_What needs to be done_
Lay out the rows below as a Markdown table with one row per line, skipping any blank lines. Use the column "No." for the row number and "Line" for the line itself.
===============
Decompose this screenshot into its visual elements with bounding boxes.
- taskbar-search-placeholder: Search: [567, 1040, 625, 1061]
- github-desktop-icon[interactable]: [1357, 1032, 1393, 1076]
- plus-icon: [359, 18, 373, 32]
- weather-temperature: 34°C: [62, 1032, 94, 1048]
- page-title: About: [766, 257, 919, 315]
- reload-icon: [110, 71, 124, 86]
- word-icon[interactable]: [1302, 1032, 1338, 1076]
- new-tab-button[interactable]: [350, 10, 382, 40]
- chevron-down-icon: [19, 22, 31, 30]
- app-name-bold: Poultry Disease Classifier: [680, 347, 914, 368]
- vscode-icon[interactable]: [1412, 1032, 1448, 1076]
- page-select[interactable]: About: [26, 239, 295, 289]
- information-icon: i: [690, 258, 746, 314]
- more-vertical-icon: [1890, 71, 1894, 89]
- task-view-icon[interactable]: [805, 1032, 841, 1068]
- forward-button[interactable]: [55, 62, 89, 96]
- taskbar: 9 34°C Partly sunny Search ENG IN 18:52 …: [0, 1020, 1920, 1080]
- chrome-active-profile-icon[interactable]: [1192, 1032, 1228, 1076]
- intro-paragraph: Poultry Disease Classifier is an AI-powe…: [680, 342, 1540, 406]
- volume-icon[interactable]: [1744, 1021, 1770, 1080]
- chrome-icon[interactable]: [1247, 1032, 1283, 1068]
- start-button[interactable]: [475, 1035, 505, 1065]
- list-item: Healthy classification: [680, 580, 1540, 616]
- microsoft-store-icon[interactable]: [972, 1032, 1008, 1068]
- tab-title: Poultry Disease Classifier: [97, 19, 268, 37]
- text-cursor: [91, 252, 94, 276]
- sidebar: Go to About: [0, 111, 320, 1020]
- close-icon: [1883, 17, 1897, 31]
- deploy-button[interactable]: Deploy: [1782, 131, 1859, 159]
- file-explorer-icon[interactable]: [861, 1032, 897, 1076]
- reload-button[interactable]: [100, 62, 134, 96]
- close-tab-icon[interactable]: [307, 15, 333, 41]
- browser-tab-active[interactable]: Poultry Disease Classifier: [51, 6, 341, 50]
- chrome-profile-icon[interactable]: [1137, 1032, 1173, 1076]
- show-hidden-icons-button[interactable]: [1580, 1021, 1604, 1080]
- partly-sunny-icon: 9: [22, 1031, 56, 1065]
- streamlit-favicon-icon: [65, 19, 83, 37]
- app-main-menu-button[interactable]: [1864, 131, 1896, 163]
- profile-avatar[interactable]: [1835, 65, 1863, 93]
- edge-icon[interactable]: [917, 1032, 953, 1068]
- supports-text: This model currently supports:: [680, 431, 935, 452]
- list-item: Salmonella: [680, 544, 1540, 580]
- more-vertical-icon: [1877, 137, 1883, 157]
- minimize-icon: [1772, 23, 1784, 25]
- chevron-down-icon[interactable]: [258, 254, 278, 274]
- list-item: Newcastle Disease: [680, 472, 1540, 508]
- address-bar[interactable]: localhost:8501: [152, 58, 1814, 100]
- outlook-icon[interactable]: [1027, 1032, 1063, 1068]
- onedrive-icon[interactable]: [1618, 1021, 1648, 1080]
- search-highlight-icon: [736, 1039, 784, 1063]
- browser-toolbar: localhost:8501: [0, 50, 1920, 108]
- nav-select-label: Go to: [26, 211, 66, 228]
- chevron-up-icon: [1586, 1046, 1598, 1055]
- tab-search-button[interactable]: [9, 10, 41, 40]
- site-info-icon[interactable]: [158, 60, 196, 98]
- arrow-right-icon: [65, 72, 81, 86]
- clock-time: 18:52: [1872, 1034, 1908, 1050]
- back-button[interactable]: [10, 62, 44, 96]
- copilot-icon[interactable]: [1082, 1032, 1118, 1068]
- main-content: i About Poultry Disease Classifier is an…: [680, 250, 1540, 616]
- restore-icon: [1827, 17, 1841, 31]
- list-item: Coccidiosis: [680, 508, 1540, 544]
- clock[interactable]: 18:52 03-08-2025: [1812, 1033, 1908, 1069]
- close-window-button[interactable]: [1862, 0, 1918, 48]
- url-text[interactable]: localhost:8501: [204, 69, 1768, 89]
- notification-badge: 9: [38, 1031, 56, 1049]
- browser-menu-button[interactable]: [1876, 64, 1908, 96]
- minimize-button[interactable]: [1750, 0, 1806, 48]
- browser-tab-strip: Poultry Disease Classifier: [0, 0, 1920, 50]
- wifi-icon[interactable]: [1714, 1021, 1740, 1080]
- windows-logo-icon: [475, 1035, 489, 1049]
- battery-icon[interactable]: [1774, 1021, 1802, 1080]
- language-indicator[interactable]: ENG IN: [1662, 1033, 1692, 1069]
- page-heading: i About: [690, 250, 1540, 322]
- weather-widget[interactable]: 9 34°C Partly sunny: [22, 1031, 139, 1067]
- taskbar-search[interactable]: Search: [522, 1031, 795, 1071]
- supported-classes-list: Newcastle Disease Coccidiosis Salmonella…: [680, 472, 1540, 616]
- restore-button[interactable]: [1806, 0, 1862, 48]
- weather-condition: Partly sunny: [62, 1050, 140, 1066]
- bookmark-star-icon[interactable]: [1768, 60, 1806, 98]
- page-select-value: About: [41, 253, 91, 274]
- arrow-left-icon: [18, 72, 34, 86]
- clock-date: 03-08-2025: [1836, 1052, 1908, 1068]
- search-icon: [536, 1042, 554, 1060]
===============
_Exercise result_
| No. | Line |
|---|---|
| 1 | Decompose this screenshot into its visual elements with bounding boxes. |
| 2 | - taskbar-search-placeholder: Search: [567, 1040, 625, 1061] |
| 3 | - github-desktop-icon[interactable]: [1357, 1032, 1393, 1076] |
| 4 | - plus-icon: [359, 18, 373, 32] |
| 5 | - weather-temperature: 34°C: [62, 1032, 94, 1048] |
| 6 | - page-title: About: [766, 257, 919, 315] |
| 7 | - reload-icon: [110, 71, 124, 86] |
| 8 | - word-icon[interactable]: [1302, 1032, 1338, 1076] |
| 9 | - new-tab-button[interactable]: [350, 10, 382, 40] |
| 10 | - chevron-down-icon: [19, 22, 31, 30] |
| 11 | - app-name-bold: Poultry Disease Classifier: [680, 347, 914, 368] |
| 12 | - vscode-icon[interactable]: [1412, 1032, 1448, 1076] |
| 13 | - page-select[interactable]: About: [26, 239, 295, 289] |
| 14 | - information-icon: i: [690, 258, 746, 314] |
| 15 | - more-vertical-icon: [1890, 71, 1894, 89] |
| 16 | - task-view-icon[interactable]: [805, 1032, 841, 1068] |
| 17 | - forward-button[interactable]: [55, 62, 89, 96] |
| 18 | - taskbar: 9 34°C Partly sunny Search ENG IN 18:52 …: [0, 1020, 1920, 1080] |
| 19 | - chrome-active-profile-icon[interactable]: [1192, 1032, 1228, 1076] |
| 20 | - intro-paragraph: Poultry Disease Classifier is an AI-powe…: [680, 342, 1540, 406] |
| 21 | - volume-icon[interactable]: [1744, 1021, 1770, 1080] |
| 22 | - chrome-icon[interactable]: [1247, 1032, 1283, 1068] |
| 23 | - start-button[interactable]: [475, 1035, 505, 1065] |
| 24 | - list-item: Healthy classification: [680, 580, 1540, 616] |
| 25 | - microsoft-store-icon[interactable]: [972, 1032, 1008, 1068] |
| 26 | - tab-title: Poultry Disease Classifier: [97, 19, 268, 37] |
| 27 | - text-cursor: [91, 252, 94, 276] |
| 28 | - sidebar: Go to About: [0, 111, 320, 1020] |
| 29 | - close-icon: [1883, 17, 1897, 31] |
| 30 | - deploy-button[interactable]: Deploy: [1782, 131, 1859, 159] |
| 31 | - file-explorer-icon[interactable]: [861, 1032, 897, 1076] |
| 32 | - reload-button[interactable]: [100, 62, 134, 96] |
| 33 | - close-tab-icon[interactable]: [307, 15, 333, 41] |
| 34 | - browser-tab-active[interactable]: Poultry Disease Classifier: [51, 6, 341, 50] |
| 35 | - chrome-profile-icon[interactable]: [1137, 1032, 1173, 1076] |
| 36 | - show-hidden-icons-button[interactable]: [1580, 1021, 1604, 1080] |
| 37 | - partly-sunny-icon: 9: [22, 1031, 56, 1065] |
| 38 | - streamlit-favicon-icon: [65, 19, 83, 37] |
| 39 | - app-main-menu-button[interactable]: [1864, 131, 1896, 163] |
| 40 | - profile-avatar[interactable]: [1835, 65, 1863, 93] |
| 41 | - edge-icon[interactable]: [917, 1032, 953, 1068] |
| 42 | - supports-text: This model currently supports:: [680, 431, 935, 452] |
| 43 | - list-item: Salmonella: [680, 544, 1540, 580] |
| 44 | - more-vertical-icon: [1877, 137, 1883, 157] |
| 45 | - minimize-icon: [1772, 23, 1784, 25] |
| 46 | - chevron-down-icon[interactable]: [258, 254, 278, 274] |
| 47 | - list-item: Newcastle Disease: [680, 472, 1540, 508] |
| 48 | - address-bar[interactable]: localhost:8501: [152, 58, 1814, 100] |
| 49 | - outlook-icon[interactable]: [1027, 1032, 1063, 1068] |
| 50 | - onedrive-icon[interactable]: [1618, 1021, 1648, 1080] |
| 51 | - search-highlight-icon: [736, 1039, 784, 1063] |
| 52 | - browser-toolbar: localhost:8501: [0, 50, 1920, 108] |
| 53 | - nav-select-label: Go to: [26, 211, 66, 228] |
| 54 | - chevron-up-icon: [1586, 1046, 1598, 1055] |
| 55 | - tab-search-button[interactable]: [9, 10, 41, 40] |
| 56 | - site-info-icon[interactable]: [158, 60, 196, 98] |
| 57 | - arrow-right-icon: [65, 72, 81, 86] |
| 58 | - clock-time: 18:52: [1872, 1034, 1908, 1050] |
| 59 | - back-button[interactable]: [10, 62, 44, 96] |
| 60 | - copilot-icon[interactable]: [1082, 1032, 1118, 1068] |
| 61 | - main-content: i About Poultry Disease Classifier is an…: [680, 250, 1540, 616] |
| 62 | - restore-icon: [1827, 17, 1841, 31] |
| 63 | - list-item: Coccidiosis: [680, 508, 1540, 544] |
| 64 | - clock[interactable]: 18:52 03-08-2025: [1812, 1033, 1908, 1069] |
| 65 | - close-window-button[interactable]: [1862, 0, 1918, 48] |
| 66 | - url-text[interactable]: localhost:8501: [204, 69, 1768, 89] |
| 67 | - notification-badge: 9: [38, 1031, 56, 1049] |
| 68 | - browser-menu-button[interactable]: [1876, 64, 1908, 96] |
| 69 | - minimize-button[interactable]: [1750, 0, 1806, 48] |
| 70 | - browser-tab-strip: Poultry Disease Classifier: [0, 0, 1920, 50] |
| 71 | - wifi-icon[interactable]: [1714, 1021, 1740, 1080] |
| 72 | - windows-logo-icon: [475, 1035, 489, 1049] |
| 73 | - battery-icon[interactable]: [1774, 1021, 1802, 1080] |
| 74 | - language-indicator[interactable]: ENG IN: [1662, 1033, 1692, 1069] |
| 75 | - page-heading: i About: [690, 250, 1540, 322] |
| 76 | - weather-widget[interactable]: 9 34°C Partly sunny: [22, 1031, 139, 1067] |
| 77 | - taskbar-search[interactable]: Search: [522, 1031, 795, 1071] |
| 78 | - supported-classes-list: Newcastle Disease Coccidiosis Salmonella…: [680, 472, 1540, 616] |
| 79 | - restore-button[interactable]: [1806, 0, 1862, 48] |
| 80 | - weather-condition: Partly sunny: [62, 1050, 140, 1066] |
| 81 | - bookmark-star-icon[interactable]: [1768, 60, 1806, 98] |
| 82 | - page-select-value: About: [41, 253, 91, 274] |
| 83 | - arrow-left-icon: [18, 72, 34, 86] |
| 84 | - clock-date: 03-08-2025: [1836, 1052, 1908, 1068] |
| 85 | - search-icon: [536, 1042, 554, 1060] |